● **TEXTE À LIRE**
###

Comme les clochers de nos
cathédrales s'élancent au-dessus des
demeures des hommes et montent vers le ciel, ainsi
l'institution de l'Église exprime
l'aspiration de l'homme à une vie divine et
éternelle que seule la grâce de Dieu
peut lui donner.
I
Jésus naquit dans une contrée
où existait déjà une
Église fondée sur la
révélation et dispensatrice de la
grâce de Dieu. Il était fils de cette
nation à laquelle appartenaient «
l'adoption et la gloire, les alliances, la loi, le
service de Dieu et les promesses. »
Admis dans l'Église par la
cérémonie habituelle de la
circoncision il fut, quelques semaines plus tard,
présenté dans le temple comme tout
enfant juif et consacré au Seigneur.
Ainsi, avant qu'il en eût
conscience, l'Église visible de Dieu
l'adoptait par des rites sacrés.
Le baptême a pour nous la
même signification. Mais un grand nombre de
ceux qui ont été baptisés dans
leur enfance n'ont, à l'âge mur, aucun
désir d'être liés avec
l'Église. Jésus au contraire,
aussitôt qu'il fut capable d'action
personnelle, s'assimila les pieux désirs de
ses parents et témoigna d'un amour
passionné pour la maison de Dieu. Quand ses
parents le perdirent à Jérusalem,
lors de son premier voyage à l'âge de
douze ans, ils le retrouvèrent dans le
temple et à l'ouïe de leurs reproches
il leur demanda, surpris, où donc ailleurs
ils pouvaient s'attendre à le trouver. Il
fréquenta sans doute assidûment la
synagogue durant les obscures années de sa
vie à Nazareth et il est étrange de
songer aux prédications que si longtemps il
dut entendre dimanche après
dimanche.
Quand il quitta la vie privée
de Nazareth pour entrer dans le ministère,
il resta fidèle à la synagogue; elle
fut, de fait le centre d'où se
développa son oeuvre. - « Il fit des
miracles dans les synagogues de la Galilée.
» Il ne négligea pas
davantage cet autre centre de l'adoration juive, le
temple de Jérusalem; il prit part à
ses fêtes; il mangea la pâque avec ses
disciples dans cette ville et prêcha dans ses
murs. Il ne dédaigna pas même le
devoir matériel de contribuer à la
collecte et envoya Pierre chercher dans la bouche
d'un poisson une monnaie pour payer la taxe due par
chaque membre de l'Église; il loua
chaleureusement la veuve qui jeta sa pite dans le
tronc.
Ainsi, Jésus aima avec
passion la maison de Dieu et put dire avec David :
« Que ton tabernacle est aimable, ô
Éternel! Mon âme soupire et languit
après les parvis de l'Éternel!
»

###

● **SECTION DES DONNÉES**
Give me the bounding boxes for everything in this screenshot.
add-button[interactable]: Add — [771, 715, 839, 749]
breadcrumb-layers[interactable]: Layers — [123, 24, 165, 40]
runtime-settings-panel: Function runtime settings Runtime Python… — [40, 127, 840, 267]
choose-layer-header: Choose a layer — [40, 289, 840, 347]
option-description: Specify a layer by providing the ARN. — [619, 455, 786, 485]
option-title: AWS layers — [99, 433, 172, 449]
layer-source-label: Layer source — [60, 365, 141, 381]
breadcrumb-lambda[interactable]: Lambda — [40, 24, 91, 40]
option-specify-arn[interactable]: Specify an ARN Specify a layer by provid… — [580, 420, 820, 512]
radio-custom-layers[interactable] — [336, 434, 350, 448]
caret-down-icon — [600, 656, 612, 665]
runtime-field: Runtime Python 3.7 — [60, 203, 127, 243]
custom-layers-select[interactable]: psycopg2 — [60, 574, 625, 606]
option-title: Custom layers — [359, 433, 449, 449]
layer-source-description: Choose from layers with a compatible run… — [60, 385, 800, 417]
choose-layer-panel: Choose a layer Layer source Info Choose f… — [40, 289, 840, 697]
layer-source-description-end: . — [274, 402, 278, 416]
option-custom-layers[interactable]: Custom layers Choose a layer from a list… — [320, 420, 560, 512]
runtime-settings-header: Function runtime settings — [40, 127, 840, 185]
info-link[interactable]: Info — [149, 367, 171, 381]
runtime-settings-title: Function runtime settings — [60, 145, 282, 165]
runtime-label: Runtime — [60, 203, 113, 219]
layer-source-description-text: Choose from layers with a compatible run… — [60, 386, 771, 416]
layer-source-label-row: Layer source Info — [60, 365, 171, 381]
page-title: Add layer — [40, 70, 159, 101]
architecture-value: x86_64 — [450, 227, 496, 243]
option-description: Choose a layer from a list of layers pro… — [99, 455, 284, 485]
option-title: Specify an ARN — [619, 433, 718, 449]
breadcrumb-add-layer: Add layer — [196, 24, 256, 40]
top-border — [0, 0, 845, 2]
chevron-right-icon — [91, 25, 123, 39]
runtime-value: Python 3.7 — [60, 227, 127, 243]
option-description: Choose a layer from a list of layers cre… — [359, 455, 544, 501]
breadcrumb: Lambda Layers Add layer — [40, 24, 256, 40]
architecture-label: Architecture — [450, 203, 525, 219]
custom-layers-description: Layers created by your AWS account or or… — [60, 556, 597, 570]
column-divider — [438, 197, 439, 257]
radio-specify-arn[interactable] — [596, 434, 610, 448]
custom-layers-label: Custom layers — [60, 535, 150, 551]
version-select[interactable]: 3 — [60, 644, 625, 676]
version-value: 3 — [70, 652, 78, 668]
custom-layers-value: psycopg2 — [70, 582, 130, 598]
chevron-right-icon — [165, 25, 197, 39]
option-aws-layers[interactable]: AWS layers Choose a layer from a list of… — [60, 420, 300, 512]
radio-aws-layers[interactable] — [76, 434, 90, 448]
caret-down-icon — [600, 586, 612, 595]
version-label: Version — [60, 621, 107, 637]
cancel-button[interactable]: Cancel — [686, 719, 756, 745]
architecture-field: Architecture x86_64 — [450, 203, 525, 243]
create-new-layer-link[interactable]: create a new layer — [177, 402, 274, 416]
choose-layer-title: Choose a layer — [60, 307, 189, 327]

###

● **SÉRIE D'EXERCICES**
**A)** Dans le texte sur Jésus et l'Église, transformez en liste concise le paragraphe qui s'ouvre sur « Quand il quitta la vie privée », sans perdre ses faits essentiels.
**B)** Poursuivez, s'il vous plaît, le texte sur Jésus et l'Église après sa dernière phrase.
Les données ne servent à rien pour ce travail.

● **LISTE DES RÉPONSES**
**A)**
- En quittant la vie privée de Nazareth pour le ministère, Jésus resta fidèle à la synagogue, qui fut le centre de son œuvre.
- Il fit des miracles dans les synagogues de la Galilée.
- Il ne négligea pas le temple de Jérusalem : il prit part à ses fêtes, y mangea la pâque avec ses disciples et prêcha dans la ville.
- Il contribua à la collecte : il envoya Pierre chercher dans la bouche d'un poisson une monnaie pour payer la taxe due par chaque membre de l'Église.
- Il loua chaleureusement la veuve qui jeta sa pite dans le tronc.

**B)**
On entend quelquefois de nos jours
des hommes qui font profession de foi
chrétienne dénigrer le culte public,
comme si la religion pouvait exister aussi bien
sans cette forme extérieure et, pour des
raisons futiles ou sans raisons aucunes, ils se
retirent de l'Église visible comme si elle
était indigne d'eux. Jésus n'agit pas
ainsi. L'Église de son temps était
loin d'être pure et lui, plus que personne,
aurait pu l'estimer inférieure. Mais il en
accomplit régulièrement les
ordonnances et l'aima ardemment.
Peut-être est-il peu de congrégations
moins idéales que celle au milieu de
laquelle il adora à Nazareth et peu de
discours plus imparfaits que ceux qu'il
écouta. Mais dans cette synagogue, il se
sentait uni à toute la vie religieuse de la
contrée; tandis qu'il entendait lire
l'Écriture, la grandeur et la beauté
des premiers âges l'enveloppaient et le ciel
lui-même descendait pour lui dans cet
étroit sanctuaire.
L'Église est dans la demeure
humaine la fenêtre qui laisse entrevoir le
ciel et, pour rendre les étoiles visibles,
point n'est besoin d'une fenêtre bien
artistement, décorée. Bunyan,
l'auteur du Voyage du chrétien, a
donné à l'Église le nom de
Palais de Beauté; cependant, il ne connut
guère que les salles de réunions
baptistes dans le Bedforshire et, à une
époque de persécution, elles furent
certainement les plus humbles constructions qui
aient jamais servi à l'adoration. Aux yeux
vulgaires elles paraissaient à peine
supérieures à des granges; mais
à ses yeux, chacune d'elles était un
Palais de Beauté, car, assis sur un de leurs
bancs grossiers, il se sentait
membre de l'assemblée générale
et de l'Église du Christ; son imagination
voyait au-delà des poutres noircies, le toit
somptueux et le pinacle étincelant de
l'Église universelle. Que le temple soit une
salle construite en briques ou une imposante
cathédrale, c'est l'imagination
sanctifiée qui l'orne de vraie
sublimité et l'amour de Dieu transforme le
plus humble bâtiment en une demeure de
l'Esprit.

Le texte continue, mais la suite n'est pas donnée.